*What this task involves*:
Locate each line with the string "sweeps" in the listing below and copy it.

### Extracted records ###

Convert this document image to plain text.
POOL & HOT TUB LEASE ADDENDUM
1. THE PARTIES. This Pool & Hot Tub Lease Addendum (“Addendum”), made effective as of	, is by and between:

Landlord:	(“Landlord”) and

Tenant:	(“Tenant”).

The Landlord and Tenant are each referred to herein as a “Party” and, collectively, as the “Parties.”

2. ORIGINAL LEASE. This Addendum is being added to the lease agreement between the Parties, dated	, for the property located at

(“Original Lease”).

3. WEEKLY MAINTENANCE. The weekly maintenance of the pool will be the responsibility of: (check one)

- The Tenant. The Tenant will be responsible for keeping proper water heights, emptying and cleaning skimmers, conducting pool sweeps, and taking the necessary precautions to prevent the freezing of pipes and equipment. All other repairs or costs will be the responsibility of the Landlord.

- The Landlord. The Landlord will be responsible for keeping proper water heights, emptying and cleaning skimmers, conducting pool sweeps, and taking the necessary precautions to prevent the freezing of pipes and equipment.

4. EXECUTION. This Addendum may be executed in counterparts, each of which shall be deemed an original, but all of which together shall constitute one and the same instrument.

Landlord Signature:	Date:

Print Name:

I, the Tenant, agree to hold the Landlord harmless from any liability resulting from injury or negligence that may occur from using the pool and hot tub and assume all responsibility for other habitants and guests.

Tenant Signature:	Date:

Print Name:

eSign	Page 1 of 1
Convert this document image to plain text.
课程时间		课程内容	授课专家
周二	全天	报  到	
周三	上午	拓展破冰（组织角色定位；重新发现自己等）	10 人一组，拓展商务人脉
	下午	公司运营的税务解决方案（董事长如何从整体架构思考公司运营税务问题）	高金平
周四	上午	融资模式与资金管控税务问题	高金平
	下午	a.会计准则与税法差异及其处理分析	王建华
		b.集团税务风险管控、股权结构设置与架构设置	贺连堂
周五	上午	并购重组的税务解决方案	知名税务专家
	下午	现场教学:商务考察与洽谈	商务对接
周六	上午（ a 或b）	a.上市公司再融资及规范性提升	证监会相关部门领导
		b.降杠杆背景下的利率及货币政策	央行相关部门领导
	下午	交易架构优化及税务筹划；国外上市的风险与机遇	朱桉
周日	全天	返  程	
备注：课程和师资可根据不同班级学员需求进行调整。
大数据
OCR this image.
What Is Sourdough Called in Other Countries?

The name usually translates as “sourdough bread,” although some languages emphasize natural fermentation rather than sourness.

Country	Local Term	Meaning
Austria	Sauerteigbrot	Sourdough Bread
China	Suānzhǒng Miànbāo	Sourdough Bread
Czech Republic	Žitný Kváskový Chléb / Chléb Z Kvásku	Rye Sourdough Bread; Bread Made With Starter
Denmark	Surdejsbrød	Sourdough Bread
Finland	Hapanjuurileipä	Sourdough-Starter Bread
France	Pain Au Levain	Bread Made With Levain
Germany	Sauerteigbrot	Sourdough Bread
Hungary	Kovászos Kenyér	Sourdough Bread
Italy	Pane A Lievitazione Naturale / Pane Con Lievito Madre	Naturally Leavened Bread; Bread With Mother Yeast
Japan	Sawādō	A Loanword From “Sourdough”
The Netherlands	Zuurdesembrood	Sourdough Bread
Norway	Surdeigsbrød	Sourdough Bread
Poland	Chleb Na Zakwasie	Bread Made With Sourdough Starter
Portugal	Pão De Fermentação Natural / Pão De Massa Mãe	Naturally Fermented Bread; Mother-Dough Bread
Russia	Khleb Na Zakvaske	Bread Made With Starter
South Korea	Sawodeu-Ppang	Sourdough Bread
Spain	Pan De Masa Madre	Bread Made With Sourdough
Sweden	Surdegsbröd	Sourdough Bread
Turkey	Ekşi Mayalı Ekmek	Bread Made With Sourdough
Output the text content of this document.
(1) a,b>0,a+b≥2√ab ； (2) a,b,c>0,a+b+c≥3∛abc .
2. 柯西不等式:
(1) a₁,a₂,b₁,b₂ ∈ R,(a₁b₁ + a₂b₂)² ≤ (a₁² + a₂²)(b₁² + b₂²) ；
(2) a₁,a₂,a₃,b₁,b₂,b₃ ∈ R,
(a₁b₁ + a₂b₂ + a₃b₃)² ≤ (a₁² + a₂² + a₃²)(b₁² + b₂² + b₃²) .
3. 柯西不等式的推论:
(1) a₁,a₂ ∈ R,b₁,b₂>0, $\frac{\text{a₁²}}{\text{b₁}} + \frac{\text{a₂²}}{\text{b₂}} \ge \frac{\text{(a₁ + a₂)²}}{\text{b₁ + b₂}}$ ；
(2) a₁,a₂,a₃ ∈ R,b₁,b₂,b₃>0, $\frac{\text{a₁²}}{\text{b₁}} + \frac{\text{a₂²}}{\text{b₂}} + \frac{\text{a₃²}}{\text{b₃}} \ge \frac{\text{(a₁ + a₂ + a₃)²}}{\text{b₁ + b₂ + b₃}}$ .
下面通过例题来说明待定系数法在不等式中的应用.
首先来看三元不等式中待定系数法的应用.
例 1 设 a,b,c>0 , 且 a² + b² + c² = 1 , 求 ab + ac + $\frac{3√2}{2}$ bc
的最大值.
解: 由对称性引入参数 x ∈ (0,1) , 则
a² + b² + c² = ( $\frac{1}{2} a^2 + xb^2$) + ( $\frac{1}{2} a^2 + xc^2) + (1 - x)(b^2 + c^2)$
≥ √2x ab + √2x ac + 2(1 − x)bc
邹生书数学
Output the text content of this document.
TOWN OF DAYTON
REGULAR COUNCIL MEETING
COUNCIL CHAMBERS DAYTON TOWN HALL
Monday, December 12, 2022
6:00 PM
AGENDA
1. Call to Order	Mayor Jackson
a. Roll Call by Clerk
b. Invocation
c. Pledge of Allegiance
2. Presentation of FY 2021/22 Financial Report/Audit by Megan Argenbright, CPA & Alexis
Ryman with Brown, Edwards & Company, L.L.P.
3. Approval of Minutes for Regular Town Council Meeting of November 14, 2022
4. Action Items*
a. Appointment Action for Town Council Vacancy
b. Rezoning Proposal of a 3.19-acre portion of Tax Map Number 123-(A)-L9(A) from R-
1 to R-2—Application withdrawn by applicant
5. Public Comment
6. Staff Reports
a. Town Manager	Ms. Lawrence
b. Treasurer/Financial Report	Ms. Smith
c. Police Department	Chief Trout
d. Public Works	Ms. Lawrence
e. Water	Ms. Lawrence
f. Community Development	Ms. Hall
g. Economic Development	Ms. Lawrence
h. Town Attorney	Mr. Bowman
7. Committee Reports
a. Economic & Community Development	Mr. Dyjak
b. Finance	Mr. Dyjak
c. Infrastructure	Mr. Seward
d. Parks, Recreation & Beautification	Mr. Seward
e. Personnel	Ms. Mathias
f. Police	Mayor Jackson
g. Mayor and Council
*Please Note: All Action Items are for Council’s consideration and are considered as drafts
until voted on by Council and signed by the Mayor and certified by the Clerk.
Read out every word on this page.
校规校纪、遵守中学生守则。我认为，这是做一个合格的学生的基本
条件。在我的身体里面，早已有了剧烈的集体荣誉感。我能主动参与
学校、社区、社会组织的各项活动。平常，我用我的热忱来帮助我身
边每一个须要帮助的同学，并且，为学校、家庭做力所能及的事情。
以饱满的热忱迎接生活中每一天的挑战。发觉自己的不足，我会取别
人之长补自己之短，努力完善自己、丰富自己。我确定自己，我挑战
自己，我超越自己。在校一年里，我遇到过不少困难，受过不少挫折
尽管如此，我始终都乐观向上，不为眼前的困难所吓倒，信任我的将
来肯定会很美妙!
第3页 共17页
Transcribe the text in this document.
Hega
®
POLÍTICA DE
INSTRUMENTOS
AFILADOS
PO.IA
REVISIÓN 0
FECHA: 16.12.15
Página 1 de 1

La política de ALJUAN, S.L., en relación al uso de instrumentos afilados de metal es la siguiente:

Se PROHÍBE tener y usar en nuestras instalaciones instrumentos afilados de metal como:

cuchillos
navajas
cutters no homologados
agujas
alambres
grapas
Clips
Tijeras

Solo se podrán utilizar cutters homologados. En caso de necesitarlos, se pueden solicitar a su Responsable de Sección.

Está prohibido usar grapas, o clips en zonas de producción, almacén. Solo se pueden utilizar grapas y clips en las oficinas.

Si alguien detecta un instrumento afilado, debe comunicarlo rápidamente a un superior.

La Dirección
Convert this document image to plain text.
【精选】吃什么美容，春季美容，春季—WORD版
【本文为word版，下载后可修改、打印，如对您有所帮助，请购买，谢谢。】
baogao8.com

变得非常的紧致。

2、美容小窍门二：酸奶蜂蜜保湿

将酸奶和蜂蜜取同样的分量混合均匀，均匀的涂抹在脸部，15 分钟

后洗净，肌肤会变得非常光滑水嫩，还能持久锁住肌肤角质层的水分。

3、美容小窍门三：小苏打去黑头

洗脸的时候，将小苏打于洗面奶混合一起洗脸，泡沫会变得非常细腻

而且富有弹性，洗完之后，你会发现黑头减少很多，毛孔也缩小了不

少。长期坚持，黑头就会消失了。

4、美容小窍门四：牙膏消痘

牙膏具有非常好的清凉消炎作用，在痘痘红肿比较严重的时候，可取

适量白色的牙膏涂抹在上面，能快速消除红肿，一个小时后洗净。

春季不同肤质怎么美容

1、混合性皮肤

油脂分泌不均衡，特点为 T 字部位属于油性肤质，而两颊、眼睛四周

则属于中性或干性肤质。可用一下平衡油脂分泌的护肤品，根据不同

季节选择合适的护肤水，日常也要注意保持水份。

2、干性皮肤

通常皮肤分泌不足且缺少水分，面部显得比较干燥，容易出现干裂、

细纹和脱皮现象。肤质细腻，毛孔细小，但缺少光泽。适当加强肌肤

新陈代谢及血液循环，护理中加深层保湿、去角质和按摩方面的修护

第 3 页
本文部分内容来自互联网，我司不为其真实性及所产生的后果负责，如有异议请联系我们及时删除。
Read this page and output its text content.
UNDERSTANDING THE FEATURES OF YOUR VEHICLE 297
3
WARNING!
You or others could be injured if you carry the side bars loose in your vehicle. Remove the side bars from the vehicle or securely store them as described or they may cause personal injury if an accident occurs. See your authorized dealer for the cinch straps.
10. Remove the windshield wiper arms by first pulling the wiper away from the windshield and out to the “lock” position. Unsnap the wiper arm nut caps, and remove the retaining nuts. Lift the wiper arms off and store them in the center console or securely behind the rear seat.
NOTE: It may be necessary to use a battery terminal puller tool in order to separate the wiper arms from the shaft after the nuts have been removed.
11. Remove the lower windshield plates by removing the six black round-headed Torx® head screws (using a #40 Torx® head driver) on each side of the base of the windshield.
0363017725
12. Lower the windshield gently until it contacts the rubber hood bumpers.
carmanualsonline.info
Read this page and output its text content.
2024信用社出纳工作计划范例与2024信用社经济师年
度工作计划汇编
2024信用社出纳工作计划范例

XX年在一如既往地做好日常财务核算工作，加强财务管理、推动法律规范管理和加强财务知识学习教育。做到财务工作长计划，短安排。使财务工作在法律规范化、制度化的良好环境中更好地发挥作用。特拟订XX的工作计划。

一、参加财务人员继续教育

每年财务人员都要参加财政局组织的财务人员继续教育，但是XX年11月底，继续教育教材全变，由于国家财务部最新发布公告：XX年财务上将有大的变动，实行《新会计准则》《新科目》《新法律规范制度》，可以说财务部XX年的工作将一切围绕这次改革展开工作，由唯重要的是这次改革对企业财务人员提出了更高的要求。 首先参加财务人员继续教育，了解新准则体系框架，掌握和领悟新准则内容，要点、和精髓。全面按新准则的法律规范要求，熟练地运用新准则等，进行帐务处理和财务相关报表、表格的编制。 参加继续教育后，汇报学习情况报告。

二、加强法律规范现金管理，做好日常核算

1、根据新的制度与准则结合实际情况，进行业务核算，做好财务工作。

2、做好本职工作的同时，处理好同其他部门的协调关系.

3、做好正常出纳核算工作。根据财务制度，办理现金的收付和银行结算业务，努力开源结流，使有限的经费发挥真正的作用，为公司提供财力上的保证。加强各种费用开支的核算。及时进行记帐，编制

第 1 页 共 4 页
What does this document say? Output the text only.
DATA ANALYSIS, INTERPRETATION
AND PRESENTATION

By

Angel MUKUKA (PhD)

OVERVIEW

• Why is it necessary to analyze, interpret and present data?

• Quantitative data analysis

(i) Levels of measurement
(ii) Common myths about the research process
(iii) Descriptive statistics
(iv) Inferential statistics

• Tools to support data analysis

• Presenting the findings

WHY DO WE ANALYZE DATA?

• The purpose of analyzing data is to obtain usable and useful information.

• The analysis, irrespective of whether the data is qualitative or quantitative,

###

*Exercise response*:
- The Tenant. The Tenant will be responsible for keeping proper water heights, emptying and cleaning skimmers, conducting pool sweeps, and taking the necessary precautions to prevent the freezing of pipes and equipment. All other repairs or costs will be the responsibility of the Landlord.
- The Landlord. The Landlord will be responsible for keeping proper water heights, emptying and cleaning skimmers, conducting pool sweeps, and taking the necessary precautions to prevent the freezing of pipes and equipment.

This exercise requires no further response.